(Excerpted records Opens)
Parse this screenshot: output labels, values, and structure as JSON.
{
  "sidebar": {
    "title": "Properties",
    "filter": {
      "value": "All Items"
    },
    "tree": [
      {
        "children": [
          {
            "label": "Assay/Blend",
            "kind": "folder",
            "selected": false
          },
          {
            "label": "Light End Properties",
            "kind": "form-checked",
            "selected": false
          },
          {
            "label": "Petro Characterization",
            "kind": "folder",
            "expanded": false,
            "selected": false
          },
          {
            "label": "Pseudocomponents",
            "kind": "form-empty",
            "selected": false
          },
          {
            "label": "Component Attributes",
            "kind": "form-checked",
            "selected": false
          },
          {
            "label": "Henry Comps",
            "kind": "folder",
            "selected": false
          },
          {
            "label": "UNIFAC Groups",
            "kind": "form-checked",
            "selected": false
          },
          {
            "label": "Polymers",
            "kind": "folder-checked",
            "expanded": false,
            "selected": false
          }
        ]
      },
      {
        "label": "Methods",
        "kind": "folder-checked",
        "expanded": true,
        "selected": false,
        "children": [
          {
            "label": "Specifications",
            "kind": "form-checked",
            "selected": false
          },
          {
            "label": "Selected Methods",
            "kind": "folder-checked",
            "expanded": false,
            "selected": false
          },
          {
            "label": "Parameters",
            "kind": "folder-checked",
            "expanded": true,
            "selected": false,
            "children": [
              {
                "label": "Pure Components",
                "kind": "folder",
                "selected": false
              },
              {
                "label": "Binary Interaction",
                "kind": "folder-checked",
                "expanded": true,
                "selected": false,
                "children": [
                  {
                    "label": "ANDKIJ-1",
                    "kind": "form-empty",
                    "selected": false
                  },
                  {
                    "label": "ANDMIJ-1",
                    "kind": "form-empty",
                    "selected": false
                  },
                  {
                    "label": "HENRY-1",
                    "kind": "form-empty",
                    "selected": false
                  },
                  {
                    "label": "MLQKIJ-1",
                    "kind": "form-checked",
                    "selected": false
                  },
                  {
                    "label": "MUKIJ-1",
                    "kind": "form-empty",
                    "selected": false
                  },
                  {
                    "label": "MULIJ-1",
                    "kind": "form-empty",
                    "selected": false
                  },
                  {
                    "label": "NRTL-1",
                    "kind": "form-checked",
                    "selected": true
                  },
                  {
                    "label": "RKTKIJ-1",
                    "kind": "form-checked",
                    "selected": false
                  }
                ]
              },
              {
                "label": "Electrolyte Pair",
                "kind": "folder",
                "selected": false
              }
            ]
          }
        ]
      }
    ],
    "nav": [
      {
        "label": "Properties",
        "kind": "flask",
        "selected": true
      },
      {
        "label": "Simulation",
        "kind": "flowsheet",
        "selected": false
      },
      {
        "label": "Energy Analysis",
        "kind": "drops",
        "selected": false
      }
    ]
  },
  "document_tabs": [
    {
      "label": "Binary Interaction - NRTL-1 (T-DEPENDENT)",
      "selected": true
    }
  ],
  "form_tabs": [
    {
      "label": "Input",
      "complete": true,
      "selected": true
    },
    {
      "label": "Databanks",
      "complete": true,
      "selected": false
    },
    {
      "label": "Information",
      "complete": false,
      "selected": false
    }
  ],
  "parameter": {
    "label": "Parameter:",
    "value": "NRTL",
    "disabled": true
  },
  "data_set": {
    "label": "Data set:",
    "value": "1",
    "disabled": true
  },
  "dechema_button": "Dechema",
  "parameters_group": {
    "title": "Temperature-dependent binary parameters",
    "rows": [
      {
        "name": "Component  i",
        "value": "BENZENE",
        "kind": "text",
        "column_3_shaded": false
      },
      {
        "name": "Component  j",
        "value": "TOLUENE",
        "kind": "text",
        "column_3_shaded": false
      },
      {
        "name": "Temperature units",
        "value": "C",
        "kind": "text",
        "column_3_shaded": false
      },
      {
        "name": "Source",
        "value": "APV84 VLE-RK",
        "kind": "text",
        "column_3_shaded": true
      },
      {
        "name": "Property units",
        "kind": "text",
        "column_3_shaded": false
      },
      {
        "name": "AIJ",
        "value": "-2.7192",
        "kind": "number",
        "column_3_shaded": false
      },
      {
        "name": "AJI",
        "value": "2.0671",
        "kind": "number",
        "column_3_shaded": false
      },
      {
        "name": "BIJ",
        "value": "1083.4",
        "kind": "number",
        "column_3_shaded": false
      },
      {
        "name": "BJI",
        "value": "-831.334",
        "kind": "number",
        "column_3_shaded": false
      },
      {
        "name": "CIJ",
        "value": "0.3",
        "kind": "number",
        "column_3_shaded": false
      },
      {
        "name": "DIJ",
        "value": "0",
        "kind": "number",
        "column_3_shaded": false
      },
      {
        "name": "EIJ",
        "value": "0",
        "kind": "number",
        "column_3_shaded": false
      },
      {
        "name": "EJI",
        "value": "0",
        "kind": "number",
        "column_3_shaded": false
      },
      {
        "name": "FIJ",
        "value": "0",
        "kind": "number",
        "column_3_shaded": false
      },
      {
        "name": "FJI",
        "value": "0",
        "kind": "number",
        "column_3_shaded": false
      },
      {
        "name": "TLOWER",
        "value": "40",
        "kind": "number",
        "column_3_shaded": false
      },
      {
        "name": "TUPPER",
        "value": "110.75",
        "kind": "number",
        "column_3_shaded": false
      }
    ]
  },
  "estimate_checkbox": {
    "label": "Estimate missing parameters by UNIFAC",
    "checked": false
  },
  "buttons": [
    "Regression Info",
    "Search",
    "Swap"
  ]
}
(Excerpted records Closes)
**Exercise instructions**
Find each line in the data above with the word "UNIFAC", then copy it.

**Output below**
            "label": "UNIFAC Groups",
    "label": "Estimate missing parameters by UNIFAC",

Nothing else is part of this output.